[Begin INFORMATION SUPPLIED]
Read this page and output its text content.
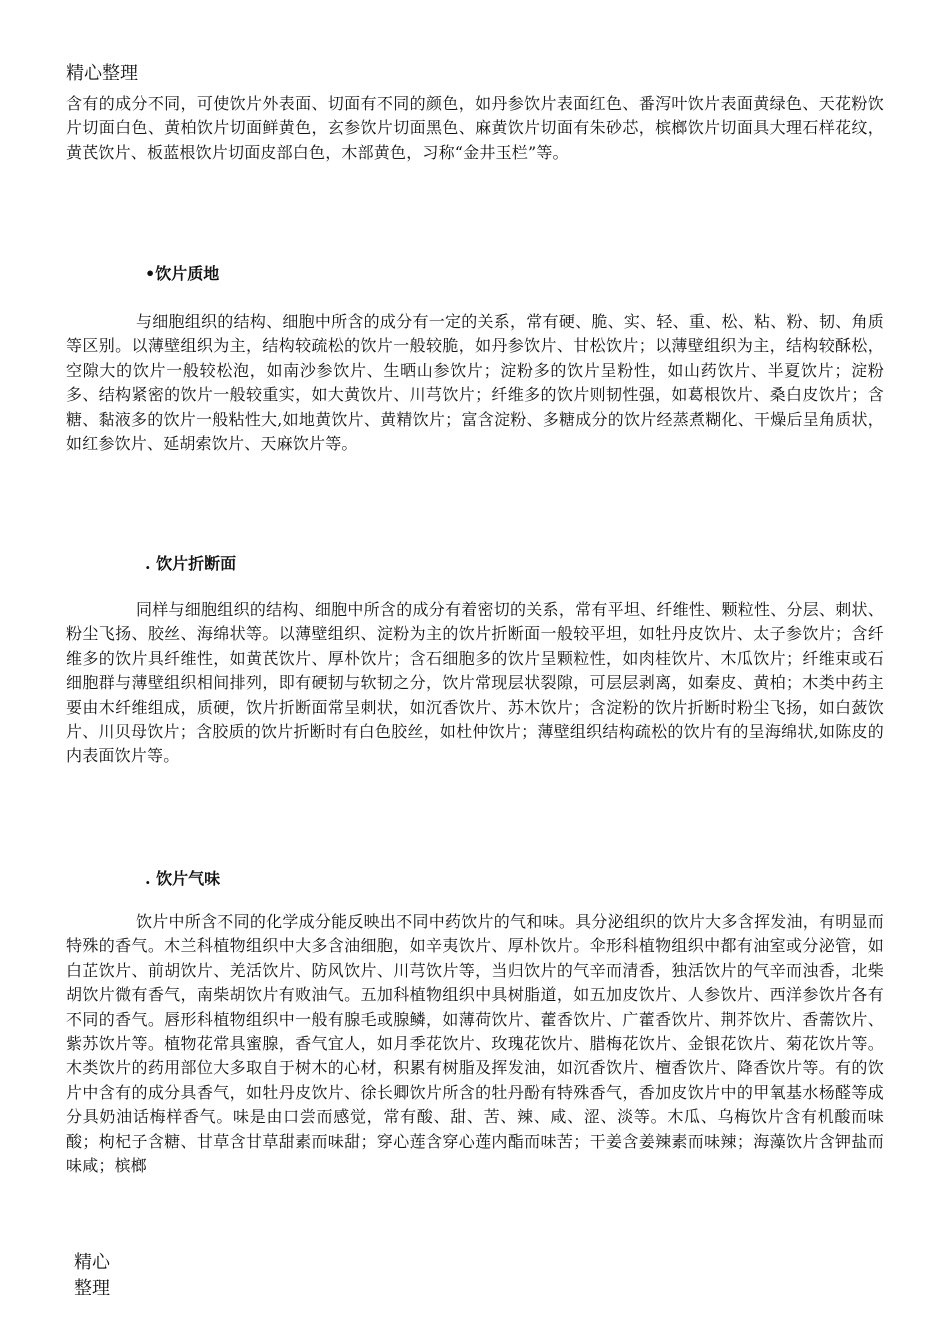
精心整理

含有的成分不同，可使饮片外表面、切面有不同的颜色，如丹参饮片表面红色、番泻叶饮片表面黄绿色、天花粉饮片切面白色、黄柏饮片切面鲜黄色，玄参饮片切面黑色、麻黄饮片切面有朱砂芯，槟榔饮片切面具大理石样花纹，黄芪饮片、板蓝根饮片切面皮部白色，木部黄色，习称“金井玉栏”等。

•饮片质地

与细胞组织的结构、细胞中所含的成分有一定的关系，常有硬、脆、实、轻、重、松、粘、粉、韧、角质等区别。以薄壁组织为主，结构较疏松的饮片一般较脆，如丹参饮片、甘松饮片；以薄壁组织为主，结构较酥松，空隙大的饮片一般较松泡，如南沙参饮片、生晒山参饮片；淀粉多的饮片呈粉性，如山药饮片、半夏饮片；淀粉多、结构紧密的饮片一般较重实，如大黄饮片、川芎饮片；纤维多的饮片则韧性强，如葛根饮片、桑白皮饮片；含糖、黏液多的饮片一般粘性大,如地黄饮片、黄精饮片；富含淀粉、多糖成分的饮片经蒸煮糊化、干燥后呈角质状，如红参饮片、延胡索饮片、天麻饮片等。

. 饮片折断面

同样与细胞组织的结构、细胞中所含的成分有着密切的关系，常有平坦、纤维性、颗粒性、分层、刺状、粉尘飞扬、胶丝、海绵状等。以薄壁组织、淀粉为主的饮片折断面一般较平坦，如牡丹皮饮片、太子参饮片；含纤维多的饮片具纤维性，如黄芪饮片、厚朴饮片；含石细胞多的饮片呈颗粒性，如肉桂饮片、木瓜饮片；纤维束或石细胞群与薄壁组织相间排列，即有硬韧与软韧之分，饮片常现层状裂隙，可层层剥离，如秦皮、黄柏；木类中药主要由木纤维组成，质硬，饮片折断面常呈刺状，如沉香饮片、苏木饮片；含淀粉的饮片折断时粉尘飞扬，如白蔹饮片、川贝母饮片；含胶质的饮片折断时有白色胶丝，如杜仲饮片；薄壁组织结构疏松的饮片有的呈海绵状,如陈皮的内表面饮片等。

. 饮片气味

饮片中所含不同的化学成分能反映出不同中药饮片的气和味。具分泌组织的饮片大多含挥发油，有明显而特殊的香气。木兰科植物组织中大多含油细胞，如辛夷饮片、厚朴饮片。伞形科植物组织中都有油室或分泌管，如白芷饮片、前胡饮片、羌活饮片、防风饮片、川芎饮片等，当归饮片的气辛而清香，独活饮片的气辛而浊香，北柴胡饮片微有香气，南柴胡饮片有败油气。五加科植物组织中具树脂道，如五加皮饮片、人参饮片、西洋参饮片各有不同的香气。唇形科植物组织中一般有腺毛或腺鳞，如薄荷饮片、藿香饮片、广藿香饮片、荆芥饮片、香薷饮片、紫苏饮片等。植物花常具蜜腺，香气宜人，如月季花饮片、玫瑰花饮片、腊梅花饮片、金银花饮片、菊花饮片等。木类饮片的药用部位大多取自于树木的心材，积累有树脂及挥发油，如沉香饮片、檀香饮片、降香饮片等。有的饮片中含有的成分具香气，如牡丹皮饮片、徐长卿饮片所含的牡丹酚有特殊香气，香加皮饮片中的甲氧基水杨醛等成分具奶油话梅样香气。味是由口尝而感觉，常有酸、甜、苦、辣、咸、涩、淡等。木瓜、乌梅饮片含有机酸而味酸；枸杞子含糖、甘草含甘草甜素而味甜；穿心莲含穿心莲内酯而味苦；干姜含姜辣素而味辣；海藻饮片含钾盐而味咸；槟榔

精心
整理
[End INFORMATION SUPPLIED]
TASK BRIEF ▸
All of the records above must be copied exactly, except for the pictures.

FULL ANSWER ▸
Read this page and output its text content.
精心整理

含有的成分不同，可使饮片外表面、切面有不同的颜色，如丹参饮片表面红色、番泻叶饮片表面黄绿色、天花粉饮片切面白色、黄柏饮片切面鲜黄色，玄参饮片切面黑色、麻黄饮片切面有朱砂芯，槟榔饮片切面具大理石样花纹，黄芪饮片、板蓝根饮片切面皮部白色，木部黄色，习称“金井玉栏”等。

•饮片质地

与细胞组织的结构、细胞中所含的成分有一定的关系，常有硬、脆、实、轻、重、松、粘、粉、韧、角质等区别。以薄壁组织为主，结构较疏松的饮片一般较脆，如丹参饮片、甘松饮片；以薄壁组织为主，结构较酥松，空隙大的饮片一般较松泡，如南沙参饮片、生晒山参饮片；淀粉多的饮片呈粉性，如山药饮片、半夏饮片；淀粉多、结构紧密的饮片一般较重实，如大黄饮片、川芎饮片；纤维多的饮片则韧性强，如葛根饮片、桑白皮饮片；含糖、黏液多的饮片一般粘性大,如地黄饮片、黄精饮片；富含淀粉、多糖成分的饮片经蒸煮糊化、干燥后呈角质状，如红参饮片、延胡索饮片、天麻饮片等。

. 饮片折断面

同样与细胞组织的结构、细胞中所含的成分有着密切的关系，常有平坦、纤维性、颗粒性、分层、刺状、粉尘飞扬、胶丝、海绵状等。以薄壁组织、淀粉为主的饮片折断面一般较平坦，如牡丹皮饮片、太子参饮片；含纤维多的饮片具纤维性，如黄芪饮片、厚朴饮片；含石细胞多的饮片呈颗粒性，如肉桂饮片、木瓜饮片；纤维束或石细胞群与薄壁组织相间排列，即有硬韧与软韧之分，饮片常现层状裂隙，可层层剥离，如秦皮、黄柏；木类中药主要由木纤维组成，质硬，饮片折断面常呈刺状，如沉香饮片、苏木饮片；含淀粉的饮片折断时粉尘飞扬，如白蔹饮片、川贝母饮片；含胶质的饮片折断时有白色胶丝，如杜仲饮片；薄壁组织结构疏松的饮片有的呈海绵状,如陈皮的内表面饮片等。

. 饮片气味

饮片中所含不同的化学成分能反映出不同中药饮片的气和味。具分泌组织的饮片大多含挥发油，有明显而特殊的香气。木兰科植物组织中大多含油细胞，如辛夷饮片、厚朴饮片。伞形科植物组织中都有油室或分泌管，如白芷饮片、前胡饮片、羌活饮片、防风饮片、川芎饮片等，当归饮片的气辛而清香，独活饮片的气辛而浊香，北柴胡饮片微有香气，南柴胡饮片有败油气。五加科植物组织中具树脂道，如五加皮饮片、人参饮片、西洋参饮片各有不同的香气。唇形科植物组织中一般有腺毛或腺鳞，如薄荷饮片、藿香饮片、广藿香饮片、荆芥饮片、香薷饮片、紫苏饮片等。植物花常具蜜腺，香气宜人，如月季花饮片、玫瑰花饮片、腊梅花饮片、金银花饮片、菊花饮片等。木类饮片的药用部位大多取自于树木的心材，积累有树脂及挥发油，如沉香饮片、檀香饮片、降香饮片等。有的饮片中含有的成分具香气，如牡丹皮饮片、徐长卿饮片所含的牡丹酚有特殊香气，香加皮饮片中的甲氧基水杨醛等成分具奶油话梅样香气。味是由口尝而感觉，常有酸、甜、苦、辣、咸、涩、淡等。木瓜、乌梅饮片含有机酸而味酸；枸杞子含糖、甘草含甘草甜素而味甜；穿心莲含穿心莲内酯而味苦；干姜含姜辣素而味辣；海藻饮片含钾盐而味咸；槟榔

精心
整理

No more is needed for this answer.